------ Testo citato ------
Oggi i risultati fallimentari di quelle politiche ci stimolano ad un approccio diverso anche perché, nel frattempo, tutti si sono resi conto che il Mezzogiorno non è affatto un’area omogenea. Un’analisi macroeconomica con dati disaggregati su scala regionale indica come i livelli di reddito prodotto per abitante varino ampiamente all’interno del Sud, passando dai quasi 27 milioni di lire dell’Abruzzo ai 18 della Calabria. Insomma, non ha più senso parlare di Mezzogiorno al singolare: parliamo dunque di Mezzogiorni, di diverse aree del Sud.

Il tema fondamentale, a questo punto, non è stabilire se occorra più pubblico o privato, ma quello di definire se sia possibile al Sud far funzionare il mercato in modo che esso produca sviluppo. La prima domanda da rivolgere alla classe politica è che lo Stato faccia il suo dovere ed elimini gli ostacoli che si frappongono al corretto funzionamento delle regole. L‘investimento più urgente, perciò, deve riguardare la società civile, che ha toccato punte di inimmaginabile degrado. I recenti fatti di Brindisi hanno aperto uno squarcio drammatico sulla società meridionale, facendo emergere l’allarmante dimensione di quella fascia grigia dove il confine fra il lecito e l’illecito si attenua, poi gradualmente si sfuma sino a scomparire. E l’illecito viene giustificato con l’emergenza sociale: così si costruisce una società di espedienti, dove la deroga diventa prassi corrente e nessuno fa più il proprio dovere senza che ciò scandalizzi l’opinione pubblica. Questa è la struttura di una società mafiosa, dove non vale il diritto ma il favore dei potenti, politici oppure burocrati, ma anche faccendieri e capibastone della criminalità organizzata. Quale sviluppo è ipotizzabile per una società così articolata?

Sono quasi tutte fallite anche le esperienze amministrative di centro-destra nel Mezzogiorno, dove le maggioranze si sono frantumate e sulle sedi istituzionali sventola la bandiera del trasformismo. Lasciamo che i perdenti celebrino la rivincita e che i voltagabbana brindino per le poltrone conservate, ma il vero dato è che non c’è ancora una soluzione politica in grado di governare questa società. Il centro-destra ha fallito dove il centro-sinistra aveva già raccolto disastri nei lustri precedenti. Lo sbocco è nella capacità di rompere con tutto quanto giova alla conservazione di questo stato di cose. Ha ragione chi sostiene che una sana provocazione è utile al Mezzogiorno più di cento vecchie idee, raccolte in un libro che nessuno oserà più definire dei sogni, perché i problemi sono diventati incubi.
------ Dati estratti ------
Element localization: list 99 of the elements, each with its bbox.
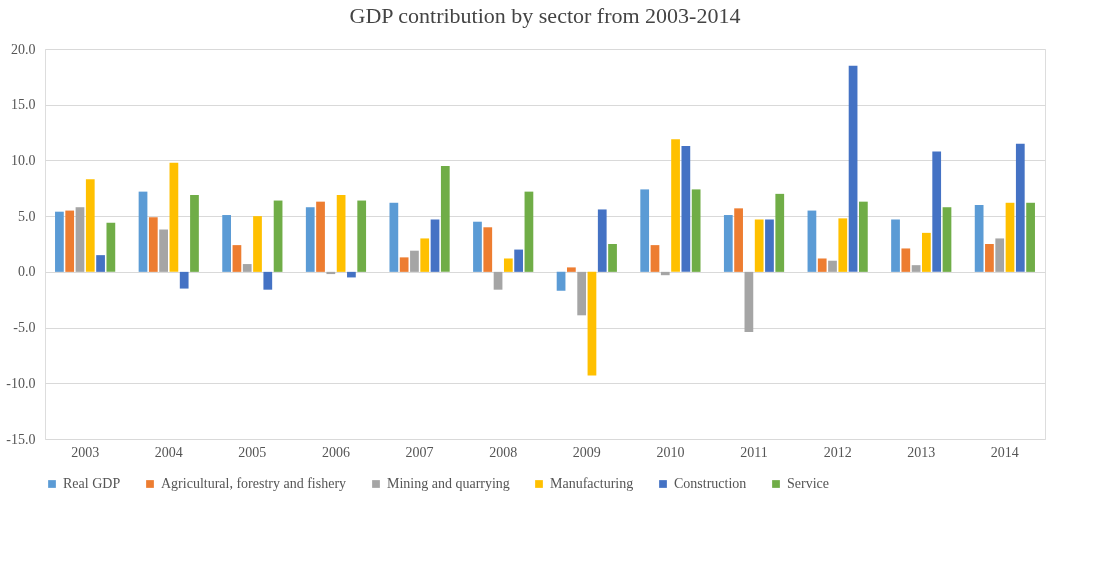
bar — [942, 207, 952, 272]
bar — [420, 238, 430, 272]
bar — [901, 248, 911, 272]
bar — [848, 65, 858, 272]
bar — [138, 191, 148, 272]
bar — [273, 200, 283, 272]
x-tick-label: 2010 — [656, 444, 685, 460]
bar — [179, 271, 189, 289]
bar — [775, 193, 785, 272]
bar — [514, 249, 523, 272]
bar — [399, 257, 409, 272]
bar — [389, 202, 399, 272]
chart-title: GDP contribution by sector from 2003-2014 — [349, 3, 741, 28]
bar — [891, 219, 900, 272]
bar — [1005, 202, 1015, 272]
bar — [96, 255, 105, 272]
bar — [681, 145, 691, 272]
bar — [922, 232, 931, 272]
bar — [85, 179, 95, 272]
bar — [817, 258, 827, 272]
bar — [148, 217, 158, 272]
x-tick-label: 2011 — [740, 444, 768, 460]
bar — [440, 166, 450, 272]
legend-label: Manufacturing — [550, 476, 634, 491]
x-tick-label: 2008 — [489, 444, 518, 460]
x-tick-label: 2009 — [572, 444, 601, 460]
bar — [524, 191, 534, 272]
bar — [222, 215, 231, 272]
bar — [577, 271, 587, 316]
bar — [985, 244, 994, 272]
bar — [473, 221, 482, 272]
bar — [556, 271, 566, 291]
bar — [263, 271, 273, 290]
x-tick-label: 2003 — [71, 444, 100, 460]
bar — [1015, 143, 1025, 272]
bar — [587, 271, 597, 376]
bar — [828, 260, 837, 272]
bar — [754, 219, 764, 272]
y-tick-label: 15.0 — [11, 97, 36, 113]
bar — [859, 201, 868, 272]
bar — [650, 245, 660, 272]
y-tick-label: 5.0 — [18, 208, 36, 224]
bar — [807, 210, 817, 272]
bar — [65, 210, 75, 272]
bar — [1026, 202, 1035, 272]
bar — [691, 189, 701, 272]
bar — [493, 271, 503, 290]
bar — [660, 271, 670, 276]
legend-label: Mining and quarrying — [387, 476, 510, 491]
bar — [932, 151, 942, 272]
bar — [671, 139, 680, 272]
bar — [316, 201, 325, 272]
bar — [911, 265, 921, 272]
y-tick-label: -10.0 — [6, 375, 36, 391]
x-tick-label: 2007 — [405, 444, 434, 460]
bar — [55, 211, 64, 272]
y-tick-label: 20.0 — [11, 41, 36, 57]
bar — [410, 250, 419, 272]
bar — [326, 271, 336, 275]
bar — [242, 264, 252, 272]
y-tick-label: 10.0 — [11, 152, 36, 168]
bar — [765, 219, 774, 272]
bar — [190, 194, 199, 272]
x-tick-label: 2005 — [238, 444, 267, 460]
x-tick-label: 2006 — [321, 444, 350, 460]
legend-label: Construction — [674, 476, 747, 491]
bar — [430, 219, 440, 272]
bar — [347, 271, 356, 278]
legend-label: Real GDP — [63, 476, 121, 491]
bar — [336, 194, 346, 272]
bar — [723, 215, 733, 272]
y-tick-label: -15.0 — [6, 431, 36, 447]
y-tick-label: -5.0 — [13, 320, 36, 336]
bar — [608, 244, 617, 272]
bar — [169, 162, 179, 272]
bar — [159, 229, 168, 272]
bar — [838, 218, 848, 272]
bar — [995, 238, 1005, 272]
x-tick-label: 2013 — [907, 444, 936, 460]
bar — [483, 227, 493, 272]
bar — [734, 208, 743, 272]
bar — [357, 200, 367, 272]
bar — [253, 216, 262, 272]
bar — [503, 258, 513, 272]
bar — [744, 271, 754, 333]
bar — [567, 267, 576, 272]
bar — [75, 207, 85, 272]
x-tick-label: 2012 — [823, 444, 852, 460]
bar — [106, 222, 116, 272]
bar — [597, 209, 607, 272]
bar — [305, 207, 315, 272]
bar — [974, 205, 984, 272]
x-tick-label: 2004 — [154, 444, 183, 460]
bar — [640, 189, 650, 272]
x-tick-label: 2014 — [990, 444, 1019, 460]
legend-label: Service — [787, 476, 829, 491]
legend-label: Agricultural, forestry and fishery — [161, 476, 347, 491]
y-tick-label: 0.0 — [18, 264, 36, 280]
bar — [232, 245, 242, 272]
------
Obiettivo del compito | Secondo il testo sul Mezzogiorno, quale regione del Sud ha un reddito prodotto per abitante di circa 18 milioni di lire? Per svolgere l'esercizio non occorre consultare i dati.

Risposta al compito | La Calabria.